Requisitos do exercício |
1) Reproduza o trecho do texto sobre as velas de aniversário que vai de "Celebração de mais" até "símbolo de morte.", trocando "festa" por "comemoração".
2) Segundo o texto sobre as velas de aniversário, o que a vela feita para cada pessoa seria, além de uma vela?

Celebração de mais um ano de vida é a celebração
de um desfazer, um tempo que deixou de ser, não mais existe. Fósforo que foi
riscado. Nunca mais acenderá. Daí a profunda sabedoria do ritual de soprar as
velas em festa de aniversário. Se uma vela acesa é símbolo de vida, uma vez
apagada ela se torna símbolo de morte.
Ai eu pensei se não deveríamos
inverter o ritual. Na sala escura e
silenciosa um fósforo é riscado e uma vela
é acesa - vela que nenhum sopro vai
apagar, e que vai ficar brilhando por todo
o tempo que durar a festa. Com o
acender da vela explode a alegria, não pelos
anos que foram desfeitos, mas por
aqueles que estão à espera para ser vividos.
Ao invés de soprar a vela, acender
a vela...
E imaginei que cada pessoa deveria
ter uma vela - a sua vela, vela que
não se compra em pacotes, pois cada vida é
única, diferente de todas as demais.
A vela teria que ser feita, bem
devagarinho, gota a gota, seguindo o ritmo do
corpo que vai se formando dentro
do corpo da mãe, célula a célula. Todos os que
a amassem poderiam ajudar. Cada
um que quisesse poderia derramar a sua cera
derretida no corpo da vela, que iria
crescendo, do lado de fora, enquanto a
criancinha estava crescendo do lado de
dentro.
Esta vela seria mais que uma vela. Seria
uma oração.
Teria uma estória. Teria um nome. Cada vela é um desejo de luz e
de calor. Cada
vela é um reconhecimento de que, para dar luz e calor, é
necessário não ter
pena do próprio corpo. A vela vive morrendo. Quem faz uma
vela medita sobre a
beleza e a tristeza da vida. E, com isto, aquele que a faz
fica mais sábio. E
que coisa melhor se pode oferecer a uma criança por nascer
que a sabedoria
daqueles que já nasceram?

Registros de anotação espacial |

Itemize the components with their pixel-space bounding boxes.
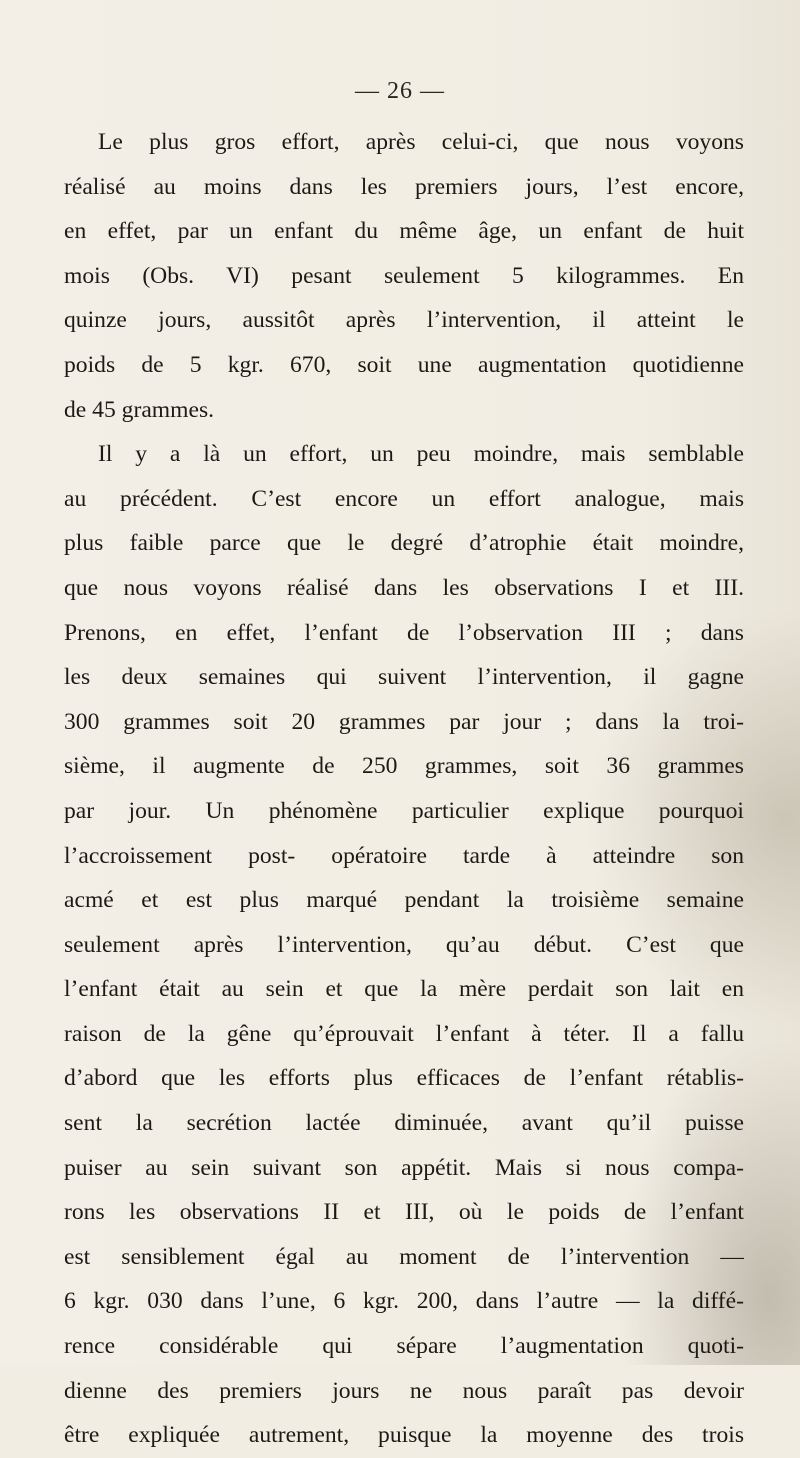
text-line: réalisé au moins dans les premiers jours, l’est encore, (64, 173, 744, 200)
text-line: en effet, par un enfant du même âge, un enfant de huit (64, 218, 744, 245)
text-line: sent la secrétion lactée diminuée, avant qu’il puisse (64, 1110, 744, 1137)
text-line: puiser au sein suivant son appétit. Mais si nous compa- (64, 1154, 744, 1181)
text-line: être expliquée autrement, puisque la moyenne des trois (64, 1422, 744, 1449)
text-line: l’enfant était au sein et que la mère perdait son lait en (64, 976, 744, 1003)
text-line: 6 kgr. 030 dans l’une, 6 kgr. 200, dans l’autre — la diffé- (64, 1288, 744, 1315)
text-line: mois (Obs. VI) pesant seulement 5 kilogrammes. En (64, 262, 744, 289)
text-line: poids de 5 kgr. 670, soit une augmentation quotidienne (64, 351, 744, 378)
text-line: Il y a là un effort, un peu moindre, mais semblable (98, 441, 744, 468)
text-line: sième, il augmente de 250 grammes, soit 36 grammes (64, 753, 744, 780)
text-line: raison de la gêne qu’éprouvait l’enfant à téter. Il a fallu (64, 1020, 744, 1047)
text-line: est sensiblement égal au moment de l’intervention — (64, 1243, 744, 1270)
text-line: plus faible parce que le degré d’atrophie était moindre, (64, 530, 744, 557)
text-line: 300 grammes soit 20 grammes par jour ; dans la troi- (64, 708, 744, 735)
text-line: l’accroissement post- opératoire tarde à atteindre son (64, 842, 744, 869)
page-number: — 26 — (355, 78, 445, 104)
text-line: rence considérable qui sépare l’augmentation quoti- (64, 1333, 744, 1360)
text-line: d’abord que les efforts plus efficaces de l’enfant rétablis- (64, 1065, 744, 1092)
text-line: dienne des premiers jours ne nous paraît pas devoir (64, 1377, 744, 1404)
text-line: acmé et est plus marqué pendant la troisième semaine (64, 887, 744, 914)
paragraph-1 (64, 120, 744, 432)
text-line: les deux semaines qui suivent l’intervention, il gagne (64, 664, 744, 691)
body-text (64, 120, 744, 1458)
text-line: seulement après l’intervention, qu’au début. C’est que (64, 931, 744, 958)
text-line: rons les observations II et III, où le poids de l’enfant (64, 1199, 744, 1226)
text-line: de 45 grammes. (64, 396, 215, 423)
text-line: au précédent. C’est encore un effort analogue, mais (64, 485, 744, 512)
text-line: quinze jours, aussitôt après l’intervention, il atteint le (64, 307, 744, 334)
text-line: par jour. Un phénomène particulier explique pourquoi (64, 797, 744, 824)
paragraph-2 (64, 432, 744, 1458)
text-line: Le plus gros effort, après celui-ci, que nous voyons (98, 129, 744, 155)
text-line: que nous voyons réalisé dans les observations I et III. (64, 574, 744, 601)
text-line: Prenons, en effet, l’enfant de l’observation III ; dans (64, 619, 744, 646)
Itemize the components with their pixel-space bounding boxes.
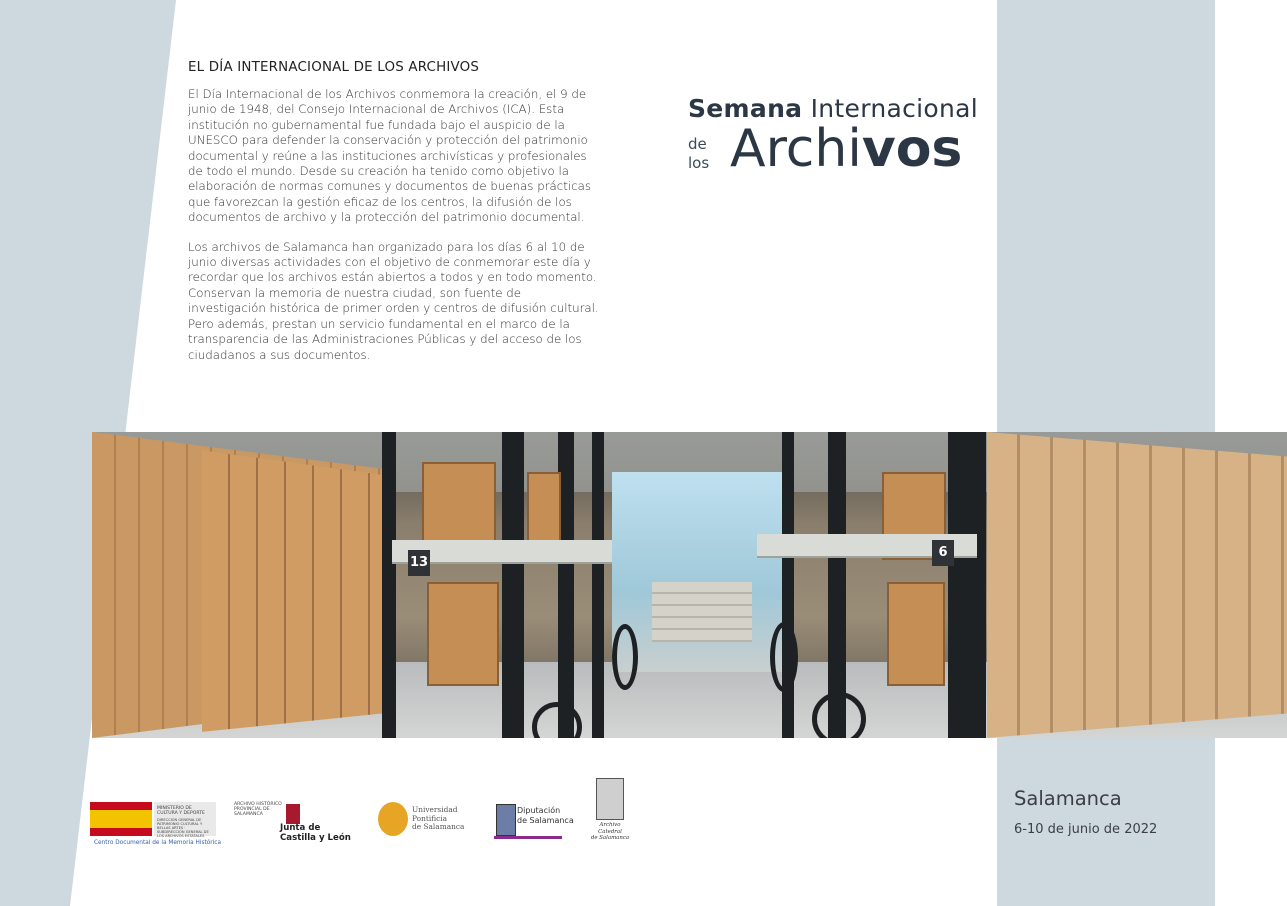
photo-rack bbox=[592, 432, 604, 738]
photo-wheel bbox=[812, 692, 866, 738]
photo-corridor bbox=[612, 472, 792, 672]
catedral-text bbox=[588, 822, 632, 842]
catedral-line-2: de Salamanca bbox=[590, 835, 630, 842]
intro-paragraph-1: El Día Internacional de los Archivos conmemora la creación, el 9 de junio de 1948, del Consejo Internacional de Archivos (ICA). Esta institución no gubernamental fue fundada bajo el auspicio de la UNESCO para defender la conservación y protección del patrimonio documental y reúne a las instituciones archivísticas y profesionales de todo el mundo. Desde su creación ha tenido como objetivo la elaboración de normas comunes y documentos de buenas prácticas que favorezcan la gestión eficaz de los centros, la difusión de los documentos de archivo y la protección del patrimonio documental. bbox=[188, 87, 592, 225]
photo-cabinet bbox=[652, 582, 752, 642]
event-dates: 6-10 de junio de 2022 bbox=[1014, 822, 1158, 837]
title-de-los bbox=[688, 135, 709, 173]
ahp-text: ARCHIVO HISTÓRICO PROVINCIAL DE SALAMANCA bbox=[234, 802, 282, 818]
diputacion-shield-icon bbox=[496, 804, 516, 836]
intro-heading: EL DÍA INTERNACIONAL DE LOS ARCHIVOS bbox=[188, 60, 480, 75]
photo-box bbox=[527, 472, 561, 546]
intro-section bbox=[188, 60, 600, 377]
junta-line-2: Castilla y León bbox=[280, 832, 351, 843]
upsa-line-3: de Salamanca bbox=[412, 822, 465, 832]
junta-logo bbox=[280, 802, 366, 843]
title-de: de bbox=[688, 135, 707, 153]
centro-documental-text: Centro Documental de la Memoria Histórica bbox=[94, 840, 222, 846]
photo-shelf-right bbox=[987, 432, 1287, 738]
upsa-text bbox=[412, 806, 464, 832]
sponsor-logos bbox=[90, 770, 650, 850]
upsa-line-2: Pontificia bbox=[412, 813, 448, 823]
ministerio-subdivision: DIRECCIÓN GENERAL DE PATRIMONIO CULTURAL Y BELLAS ARTES · SUBDIRECCIÓN GENERAL DE LOS ARCHIVOS ESTATALES bbox=[157, 818, 209, 838]
diputacion-bar bbox=[494, 836, 562, 839]
ministerio-name: MINISTERIO DE CULTURA Y DEPORTE bbox=[157, 806, 205, 817]
photo-wheel bbox=[770, 622, 798, 692]
junta-shield-icon bbox=[286, 804, 300, 824]
photo-wheel bbox=[612, 624, 638, 690]
photo-rack bbox=[382, 432, 396, 738]
diputacion-line-2: de Salamanca bbox=[517, 816, 574, 826]
photo-shelf-number-left: 13 bbox=[408, 550, 430, 576]
photo-rack bbox=[948, 432, 986, 738]
title-line-2 bbox=[688, 119, 988, 189]
catedral-seal-icon bbox=[596, 778, 624, 820]
intro-paragraph-2: Los archivos de Salamanca han organizado para los días 6 al 10 de junio diversas actividades con el objetivo de conmemorar este día y recordar que los archivos están abiertos a todos y en todo momento. Conservan la memoria de nuestra ciudad, son fuente de investigación histórica de primer orden y centros de difusión cultural. Pero además, prestan un servicio fundamental en el marco de la transparencia de las Administraciones Públicas y del acceso de los ciudadanos a sus documentos. bbox=[188, 239, 599, 362]
title-los: los bbox=[688, 154, 710, 172]
junta-text bbox=[280, 824, 351, 843]
photo-shelf-number-right: 6 bbox=[932, 540, 954, 566]
photo-rack bbox=[782, 432, 794, 738]
diputacion-line-1: Diputación bbox=[517, 806, 561, 815]
upsa-seal-icon bbox=[378, 802, 408, 836]
diputacion-text bbox=[517, 806, 574, 827]
junta-line-1: Junta de bbox=[280, 823, 321, 833]
event-title bbox=[688, 94, 988, 189]
title-internacional: Internacional bbox=[810, 94, 979, 123]
catedral-line-1: Archivo Catedral bbox=[598, 822, 622, 835]
ministerio-emblem bbox=[90, 802, 152, 836]
ministerio-logo bbox=[154, 802, 216, 836]
photo-box bbox=[887, 582, 945, 686]
archive-shelves-photo bbox=[92, 432, 1287, 738]
photo-box bbox=[427, 582, 499, 686]
title-vos: vos bbox=[861, 119, 963, 179]
title-archi: Archi bbox=[730, 119, 862, 179]
upsa-line-1: Universidad bbox=[412, 805, 458, 814]
photo-shelf-left-inner bbox=[202, 432, 382, 738]
title-semana: Semana bbox=[688, 94, 803, 123]
photo-rack bbox=[502, 432, 524, 738]
title-archivos bbox=[730, 119, 962, 179]
event-place: Salamanca bbox=[1014, 787, 1122, 810]
photo-box bbox=[422, 462, 496, 546]
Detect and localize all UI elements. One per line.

Soluções em ordem |
1)
Celebração de mais um ano de vida é a celebração
de um desfazer, um tempo que deixou de ser, não mais existe. Fósforo que foi
riscado. Nunca mais acenderá. Daí a profunda sabedoria do ritual de soprar as
velas em comemoração de aniversário. Se uma vela acesa é símbolo de vida, uma vez
apagada ela se torna símbolo de morte.

2) Uma oração.